▶ INSTRUCTIONS TO FOLLOW
Search the records for the word "photo" and report each line that has it.

▶ EXCERPTED RECORDS
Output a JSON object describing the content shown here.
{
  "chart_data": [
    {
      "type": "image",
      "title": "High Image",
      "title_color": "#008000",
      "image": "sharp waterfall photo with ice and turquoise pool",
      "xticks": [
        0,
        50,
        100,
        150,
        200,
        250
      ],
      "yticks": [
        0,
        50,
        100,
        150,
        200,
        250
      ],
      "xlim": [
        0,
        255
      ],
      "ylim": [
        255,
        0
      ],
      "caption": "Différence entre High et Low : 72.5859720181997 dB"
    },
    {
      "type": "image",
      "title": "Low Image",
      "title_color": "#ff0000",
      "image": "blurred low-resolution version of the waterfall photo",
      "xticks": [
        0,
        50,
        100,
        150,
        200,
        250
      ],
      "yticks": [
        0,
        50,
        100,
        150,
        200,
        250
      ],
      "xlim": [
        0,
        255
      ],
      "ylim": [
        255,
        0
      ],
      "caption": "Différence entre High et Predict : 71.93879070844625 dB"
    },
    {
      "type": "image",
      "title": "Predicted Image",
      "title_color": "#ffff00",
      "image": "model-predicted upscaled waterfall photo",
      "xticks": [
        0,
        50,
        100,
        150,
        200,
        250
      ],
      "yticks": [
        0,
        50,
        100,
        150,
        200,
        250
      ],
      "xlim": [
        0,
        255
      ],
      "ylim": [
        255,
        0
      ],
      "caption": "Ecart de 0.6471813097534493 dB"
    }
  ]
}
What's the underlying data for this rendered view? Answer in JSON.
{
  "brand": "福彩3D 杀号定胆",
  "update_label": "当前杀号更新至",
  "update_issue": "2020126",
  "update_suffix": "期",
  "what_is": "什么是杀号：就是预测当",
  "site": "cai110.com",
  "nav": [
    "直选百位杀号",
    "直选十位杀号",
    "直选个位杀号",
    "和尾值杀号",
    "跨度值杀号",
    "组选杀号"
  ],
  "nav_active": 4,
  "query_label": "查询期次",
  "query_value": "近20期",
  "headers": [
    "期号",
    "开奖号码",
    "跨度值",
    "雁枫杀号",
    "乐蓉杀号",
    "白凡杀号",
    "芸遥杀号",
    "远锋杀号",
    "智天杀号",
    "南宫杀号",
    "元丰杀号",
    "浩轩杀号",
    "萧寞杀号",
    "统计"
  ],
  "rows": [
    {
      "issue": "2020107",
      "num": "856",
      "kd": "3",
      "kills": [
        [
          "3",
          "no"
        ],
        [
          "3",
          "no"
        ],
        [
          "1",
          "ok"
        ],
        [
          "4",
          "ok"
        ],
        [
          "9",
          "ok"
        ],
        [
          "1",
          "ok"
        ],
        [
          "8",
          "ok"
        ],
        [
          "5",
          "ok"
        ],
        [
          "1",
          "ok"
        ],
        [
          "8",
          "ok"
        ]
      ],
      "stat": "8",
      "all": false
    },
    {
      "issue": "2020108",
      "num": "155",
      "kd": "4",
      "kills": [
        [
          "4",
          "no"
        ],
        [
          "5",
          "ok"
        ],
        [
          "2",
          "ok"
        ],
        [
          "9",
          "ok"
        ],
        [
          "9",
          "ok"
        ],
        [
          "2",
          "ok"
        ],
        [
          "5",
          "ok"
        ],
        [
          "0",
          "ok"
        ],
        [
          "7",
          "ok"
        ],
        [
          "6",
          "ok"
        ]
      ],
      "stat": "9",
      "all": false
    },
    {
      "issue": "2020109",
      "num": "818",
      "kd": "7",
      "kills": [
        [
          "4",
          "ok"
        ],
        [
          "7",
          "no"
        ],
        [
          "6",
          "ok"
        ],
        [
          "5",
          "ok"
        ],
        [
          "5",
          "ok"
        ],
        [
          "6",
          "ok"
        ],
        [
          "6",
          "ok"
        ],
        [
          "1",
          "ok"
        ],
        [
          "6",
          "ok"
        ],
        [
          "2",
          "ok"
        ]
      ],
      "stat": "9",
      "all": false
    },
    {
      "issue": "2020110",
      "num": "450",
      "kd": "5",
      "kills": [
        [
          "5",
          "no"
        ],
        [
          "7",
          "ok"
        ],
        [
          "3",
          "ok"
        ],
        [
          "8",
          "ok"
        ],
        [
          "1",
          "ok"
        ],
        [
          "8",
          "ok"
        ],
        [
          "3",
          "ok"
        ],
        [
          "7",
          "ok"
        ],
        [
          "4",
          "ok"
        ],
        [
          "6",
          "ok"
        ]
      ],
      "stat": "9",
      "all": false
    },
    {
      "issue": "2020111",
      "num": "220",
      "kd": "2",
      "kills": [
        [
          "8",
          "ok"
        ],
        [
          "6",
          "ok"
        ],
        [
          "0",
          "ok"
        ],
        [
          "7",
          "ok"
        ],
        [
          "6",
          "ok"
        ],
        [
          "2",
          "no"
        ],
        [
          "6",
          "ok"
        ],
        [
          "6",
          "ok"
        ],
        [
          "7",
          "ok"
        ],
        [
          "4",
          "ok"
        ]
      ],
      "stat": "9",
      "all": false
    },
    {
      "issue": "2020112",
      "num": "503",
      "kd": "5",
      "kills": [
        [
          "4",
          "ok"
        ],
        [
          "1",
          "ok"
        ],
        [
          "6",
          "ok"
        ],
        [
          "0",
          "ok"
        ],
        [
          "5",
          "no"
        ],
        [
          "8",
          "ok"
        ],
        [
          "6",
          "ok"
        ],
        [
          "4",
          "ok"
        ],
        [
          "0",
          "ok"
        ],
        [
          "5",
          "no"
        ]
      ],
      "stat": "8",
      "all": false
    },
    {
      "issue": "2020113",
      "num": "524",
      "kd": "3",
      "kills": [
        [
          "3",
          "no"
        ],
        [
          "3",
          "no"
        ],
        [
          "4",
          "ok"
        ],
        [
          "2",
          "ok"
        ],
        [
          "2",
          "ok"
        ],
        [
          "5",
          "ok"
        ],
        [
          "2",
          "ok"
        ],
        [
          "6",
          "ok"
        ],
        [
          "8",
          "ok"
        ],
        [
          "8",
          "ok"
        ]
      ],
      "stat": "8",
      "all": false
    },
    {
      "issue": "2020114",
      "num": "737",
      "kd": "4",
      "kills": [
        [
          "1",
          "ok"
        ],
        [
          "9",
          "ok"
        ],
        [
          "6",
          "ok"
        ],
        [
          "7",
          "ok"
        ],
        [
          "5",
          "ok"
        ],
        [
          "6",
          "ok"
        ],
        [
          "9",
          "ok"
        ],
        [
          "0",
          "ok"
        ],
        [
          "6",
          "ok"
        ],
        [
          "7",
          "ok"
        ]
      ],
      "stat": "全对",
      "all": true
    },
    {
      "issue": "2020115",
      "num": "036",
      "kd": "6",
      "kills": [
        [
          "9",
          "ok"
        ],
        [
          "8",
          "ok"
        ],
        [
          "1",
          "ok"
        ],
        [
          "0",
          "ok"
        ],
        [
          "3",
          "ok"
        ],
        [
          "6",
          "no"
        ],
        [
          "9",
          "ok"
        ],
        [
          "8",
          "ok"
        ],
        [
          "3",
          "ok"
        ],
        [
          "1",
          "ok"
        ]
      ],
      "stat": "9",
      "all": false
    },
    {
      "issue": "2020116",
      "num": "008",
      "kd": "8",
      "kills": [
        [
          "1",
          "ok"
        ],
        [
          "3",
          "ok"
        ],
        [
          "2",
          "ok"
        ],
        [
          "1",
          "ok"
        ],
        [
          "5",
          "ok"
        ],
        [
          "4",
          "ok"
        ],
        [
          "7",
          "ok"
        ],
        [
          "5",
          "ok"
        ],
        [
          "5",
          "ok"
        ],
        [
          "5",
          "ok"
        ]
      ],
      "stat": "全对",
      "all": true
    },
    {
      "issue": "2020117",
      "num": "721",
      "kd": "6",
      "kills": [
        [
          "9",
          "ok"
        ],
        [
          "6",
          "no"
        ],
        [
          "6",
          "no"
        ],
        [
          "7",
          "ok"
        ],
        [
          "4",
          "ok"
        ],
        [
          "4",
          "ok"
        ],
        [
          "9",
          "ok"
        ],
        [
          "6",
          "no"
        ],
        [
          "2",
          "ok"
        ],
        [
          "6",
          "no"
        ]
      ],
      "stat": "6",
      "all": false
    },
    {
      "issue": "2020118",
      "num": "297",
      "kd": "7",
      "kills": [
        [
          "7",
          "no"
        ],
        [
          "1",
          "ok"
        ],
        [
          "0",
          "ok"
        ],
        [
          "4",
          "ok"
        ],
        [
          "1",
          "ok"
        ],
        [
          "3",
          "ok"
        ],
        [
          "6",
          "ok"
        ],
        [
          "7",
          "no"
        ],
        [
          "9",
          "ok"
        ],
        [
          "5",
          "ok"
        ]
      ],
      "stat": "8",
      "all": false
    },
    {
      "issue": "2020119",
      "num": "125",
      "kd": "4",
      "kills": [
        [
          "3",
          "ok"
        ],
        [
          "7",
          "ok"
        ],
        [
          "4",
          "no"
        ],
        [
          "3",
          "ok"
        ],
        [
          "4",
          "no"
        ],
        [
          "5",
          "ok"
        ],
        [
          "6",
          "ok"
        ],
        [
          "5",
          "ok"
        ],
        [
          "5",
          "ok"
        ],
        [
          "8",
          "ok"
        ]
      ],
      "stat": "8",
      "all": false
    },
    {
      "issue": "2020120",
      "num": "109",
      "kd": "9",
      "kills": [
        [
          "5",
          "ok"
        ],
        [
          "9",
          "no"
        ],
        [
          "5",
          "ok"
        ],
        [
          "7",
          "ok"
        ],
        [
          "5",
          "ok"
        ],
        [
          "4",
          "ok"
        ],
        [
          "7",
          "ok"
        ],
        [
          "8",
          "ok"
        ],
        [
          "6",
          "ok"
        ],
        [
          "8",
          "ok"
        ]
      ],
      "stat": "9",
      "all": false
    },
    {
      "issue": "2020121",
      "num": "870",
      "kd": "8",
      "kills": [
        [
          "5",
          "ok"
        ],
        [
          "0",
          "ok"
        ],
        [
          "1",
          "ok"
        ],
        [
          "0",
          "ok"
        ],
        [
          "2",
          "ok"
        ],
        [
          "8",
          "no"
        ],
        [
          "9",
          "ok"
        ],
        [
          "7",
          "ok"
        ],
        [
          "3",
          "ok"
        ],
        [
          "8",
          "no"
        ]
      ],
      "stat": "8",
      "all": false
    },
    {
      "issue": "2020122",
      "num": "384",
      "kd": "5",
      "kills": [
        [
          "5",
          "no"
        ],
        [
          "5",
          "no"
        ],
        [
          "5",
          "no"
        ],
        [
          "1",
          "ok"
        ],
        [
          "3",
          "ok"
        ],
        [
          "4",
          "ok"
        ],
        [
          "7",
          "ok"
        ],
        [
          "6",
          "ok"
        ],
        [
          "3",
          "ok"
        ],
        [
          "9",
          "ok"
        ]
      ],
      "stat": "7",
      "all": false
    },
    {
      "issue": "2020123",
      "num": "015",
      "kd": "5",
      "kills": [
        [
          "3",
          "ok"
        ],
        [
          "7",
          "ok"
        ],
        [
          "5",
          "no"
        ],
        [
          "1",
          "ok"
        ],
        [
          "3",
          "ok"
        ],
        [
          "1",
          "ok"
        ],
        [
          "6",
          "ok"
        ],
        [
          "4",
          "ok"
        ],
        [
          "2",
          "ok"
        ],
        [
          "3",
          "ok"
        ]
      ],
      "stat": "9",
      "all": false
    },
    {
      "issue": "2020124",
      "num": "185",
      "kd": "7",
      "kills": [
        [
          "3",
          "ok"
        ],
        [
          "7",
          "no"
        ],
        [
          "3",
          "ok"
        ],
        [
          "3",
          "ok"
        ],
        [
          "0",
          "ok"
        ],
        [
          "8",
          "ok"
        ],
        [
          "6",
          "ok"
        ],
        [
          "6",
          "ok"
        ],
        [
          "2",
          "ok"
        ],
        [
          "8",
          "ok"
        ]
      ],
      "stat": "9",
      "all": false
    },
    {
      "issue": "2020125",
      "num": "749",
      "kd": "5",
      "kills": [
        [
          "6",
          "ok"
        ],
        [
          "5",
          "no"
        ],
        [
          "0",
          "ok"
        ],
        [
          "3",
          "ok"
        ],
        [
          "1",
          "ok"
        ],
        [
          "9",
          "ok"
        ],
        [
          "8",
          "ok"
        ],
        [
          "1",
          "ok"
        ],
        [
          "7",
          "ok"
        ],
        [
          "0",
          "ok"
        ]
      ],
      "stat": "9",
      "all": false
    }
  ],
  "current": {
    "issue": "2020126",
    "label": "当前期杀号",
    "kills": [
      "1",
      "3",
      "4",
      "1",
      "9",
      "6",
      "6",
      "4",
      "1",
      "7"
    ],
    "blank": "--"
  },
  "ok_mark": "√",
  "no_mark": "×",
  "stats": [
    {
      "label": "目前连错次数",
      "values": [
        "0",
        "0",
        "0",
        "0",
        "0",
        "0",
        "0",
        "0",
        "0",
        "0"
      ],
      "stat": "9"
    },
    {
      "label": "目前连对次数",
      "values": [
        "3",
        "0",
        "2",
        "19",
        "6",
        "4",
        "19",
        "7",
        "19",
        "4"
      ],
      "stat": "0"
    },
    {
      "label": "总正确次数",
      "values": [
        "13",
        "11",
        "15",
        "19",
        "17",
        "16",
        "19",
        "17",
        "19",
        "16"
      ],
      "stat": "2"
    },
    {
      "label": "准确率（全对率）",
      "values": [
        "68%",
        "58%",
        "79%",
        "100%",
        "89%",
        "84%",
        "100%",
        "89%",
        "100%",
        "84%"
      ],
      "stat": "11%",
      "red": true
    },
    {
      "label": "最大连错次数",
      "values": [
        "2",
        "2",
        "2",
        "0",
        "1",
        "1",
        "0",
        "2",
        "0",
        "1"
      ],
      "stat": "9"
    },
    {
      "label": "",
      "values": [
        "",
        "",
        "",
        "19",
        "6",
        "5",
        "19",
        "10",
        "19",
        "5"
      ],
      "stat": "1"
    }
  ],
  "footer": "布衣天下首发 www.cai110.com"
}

▶ OUTPUT OF THE TASK
      "image": "sharp waterfall photo with ice and turquoise pool",
      "image": "blurred low-resolution version of the waterfall photo",
      "image": "model-predicted upscaled waterfall photo",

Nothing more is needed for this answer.